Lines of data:
----------------

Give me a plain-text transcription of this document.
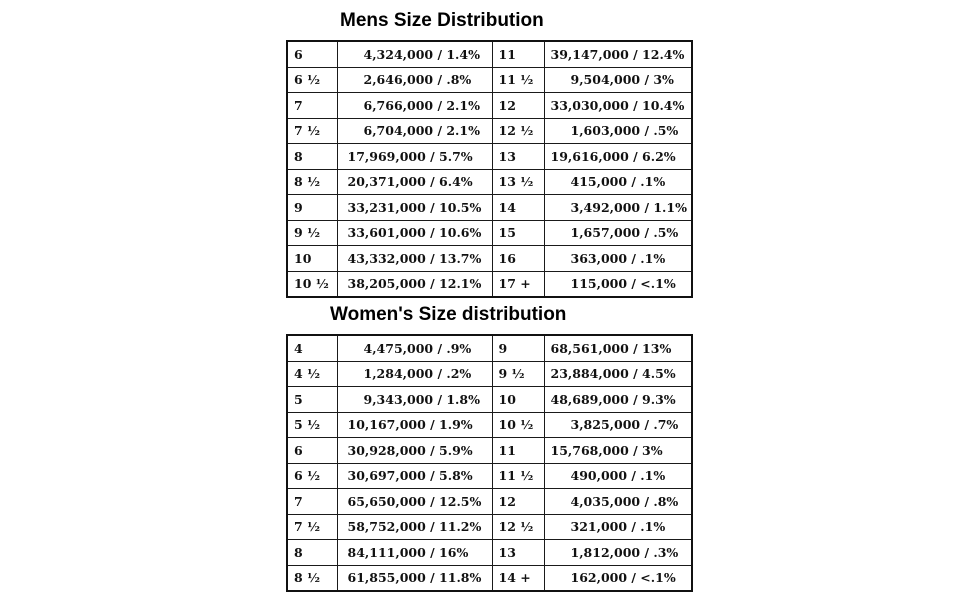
Mens Size Distribution
6	4,324,000 / 1.4%	11	39,147,000 / 12.4%
6 ½	2,646,000 / .8%	11 ½	9,504,000 / 3%
7	6,766,000 / 2.1%	12	33,030,000 / 10.4%
7 ½	6,704,000 / 2.1%	12 ½	1,603,000 / .5%
8	17,969,000 / 5.7%	13	19,616,000 / 6.2%
8 ½	20,371,000 / 6.4%	13 ½	415,000 / .1%
9	33,231,000 / 10.5%	14	3,492,000 / 1.1%
9 ½	33,601,000 / 10.6%	15	1,657,000 / .5%
10	43,332,000 / 13.7%	16	363,000 / .1%
10 ½	38,205,000 / 12.1%	17 +	115,000 / <.1%
Women's Size distribution
4	4,475,000 / .9%	9	68,561,000 / 13%
4 ½	1,284,000 / .2%	9 ½	23,884,000 / 4.5%
5	9,343,000 / 1.8%	10	48,689,000 / 9.3%
5 ½	10,167,000 / 1.9%	10 ½	3,825,000 / .7%
6	30,928,000 / 5.9%	11	15,768,000 / 3%
6 ½	30,697,000 / 5.8%	11 ½	490,000 / .1%
7	65,650,000 / 12.5%	12	4,035,000 / .8%
7 ½	58,752,000 / 11.2%	12 ½	321,000 / .1%
8	84,111,000 / 16%	13	1,812,000 / .3%
8 ½	61,855,000 / 11.8%	14 +	162,000 / <.1%
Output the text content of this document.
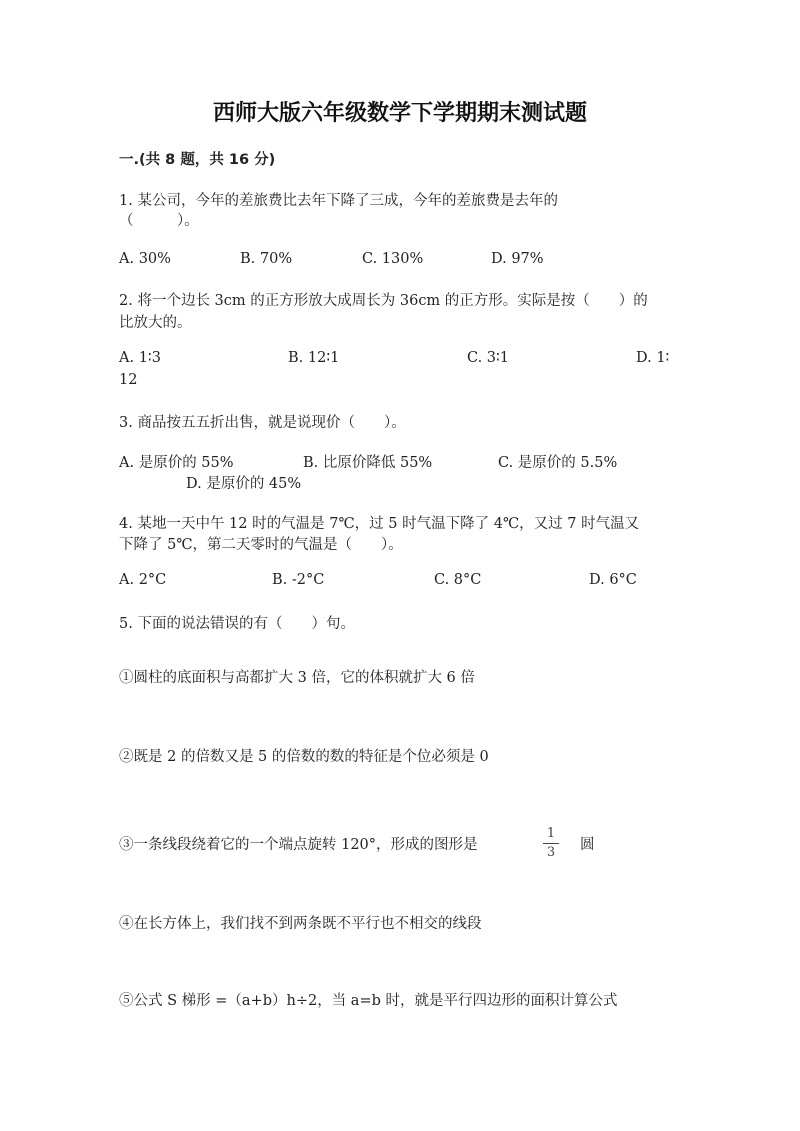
西师大版六年级数学下学期期末测试题
一.(共 8 题，共 16 分)
1. 某公司，今年的差旅费比去年下降了三成，今年的差旅费是去年的
（　　　）。
A. 30%	B. 70%	C. 130%	D. 97%
2. 将一个边长 3cm 的正方形放大成周长为 36cm 的正方形。实际是按（　　）的
比放大的。
A. 1∶3	B. 12∶1	C. 3∶1	D. 1∶
12
3. 商品按五五折出售，就是说现价（　　）。
A. 是原价的 55%	B. 比原价降低 55%	C. 是原价的 5.5%
D. 是原价的 45%
4. 某地一天中午 12 时的气温是 7℃，过 5 时气温下降了 4℃，又过 7 时气温又
下降了 5℃，第二天零时的气温是（　　）。
A. 2°C	B. -2°C	C. 8°C	D. 6°C
5. 下面的说法错误的有（　　）句。
①圆柱的底面积与高都扩大 3 倍，它的体积就扩大 6 倍
②既是 2 的倍数又是 5 的倍数的数的特征是个位必须是 0
③一条线段绕着它的一个端点旋转 120°，形成的图形是
1
3	圆
④在长方体上，我们找不到两条既不平行也不相交的线段
⑤公式 S 梯形 =（a+b）h÷2，当 a=b 时，就是平行四边形的面积计算公式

----------------

> _WRITTEN INSTRUCTION_
Output every entry exactly as given; pictures are not part of the copy.

> _ANSWER TO THE PROBLEM_
Give me a plain-text transcription of this document.
Mens Size Distribution
6	4,324,000 / 1.4%	11	39,147,000 / 12.4%
6 ½	2,646,000 / .8%	11 ½	9,504,000 / 3%
7	6,766,000 / 2.1%	12	33,030,000 / 10.4%
7 ½	6,704,000 / 2.1%	12 ½	1,603,000 / .5%
8	17,969,000 / 5.7%	13	19,616,000 / 6.2%
8 ½	20,371,000 / 6.4%	13 ½	415,000 / .1%
9	33,231,000 / 10.5%	14	3,492,000 / 1.1%
9 ½	33,601,000 / 10.6%	15	1,657,000 / .5%
10	43,332,000 / 13.7%	16	363,000 / .1%
10 ½	38,205,000 / 12.1%	17 +	115,000 / <.1%
Women's Size distribution
4	4,475,000 / .9%	9	68,561,000 / 13%
4 ½	1,284,000 / .2%	9 ½	23,884,000 / 4.5%
5	9,343,000 / 1.8%	10	48,689,000 / 9.3%
5 ½	10,167,000 / 1.9%	10 ½	3,825,000 / .7%
6	30,928,000 / 5.9%	11	15,768,000 / 3%
6 ½	30,697,000 / 5.8%	11 ½	490,000 / .1%
7	65,650,000 / 12.5%	12	4,035,000 / .8%
7 ½	58,752,000 / 11.2%	12 ½	321,000 / .1%
8	84,111,000 / 16%	13	1,812,000 / .3%
8 ½	61,855,000 / 11.8%	14 +	162,000 / <.1%
Output the text content of this document.
西师大版六年级数学下学期期末测试题
一.(共 8 题，共 16 分)
1. 某公司，今年的差旅费比去年下降了三成，今年的差旅费是去年的
（　　　）。
A. 30%	B. 70%	C. 130%	D. 97%
2. 将一个边长 3cm 的正方形放大成周长为 36cm 的正方形。实际是按（　　）的
比放大的。
A. 1∶3	B. 12∶1	C. 3∶1	D. 1∶
12
3. 商品按五五折出售，就是说现价（　　）。
A. 是原价的 55%	B. 比原价降低 55%	C. 是原价的 5.5%
D. 是原价的 45%
4. 某地一天中午 12 时的气温是 7℃，过 5 时气温下降了 4℃，又过 7 时气温又
下降了 5℃，第二天零时的气温是（　　）。
A. 2°C	B. -2°C	C. 8°C	D. 6°C
5. 下面的说法错误的有（　　）句。
①圆柱的底面积与高都扩大 3 倍，它的体积就扩大 6 倍
②既是 2 的倍数又是 5 的倍数的数的特征是个位必须是 0
③一条线段绕着它的一个端点旋转 120°，形成的图形是
1
3	圆
④在长方体上，我们找不到两条既不平行也不相交的线段
⑤公式 S 梯形 =（a+b）h÷2，当 a=b 时，就是平行四边形的面积计算公式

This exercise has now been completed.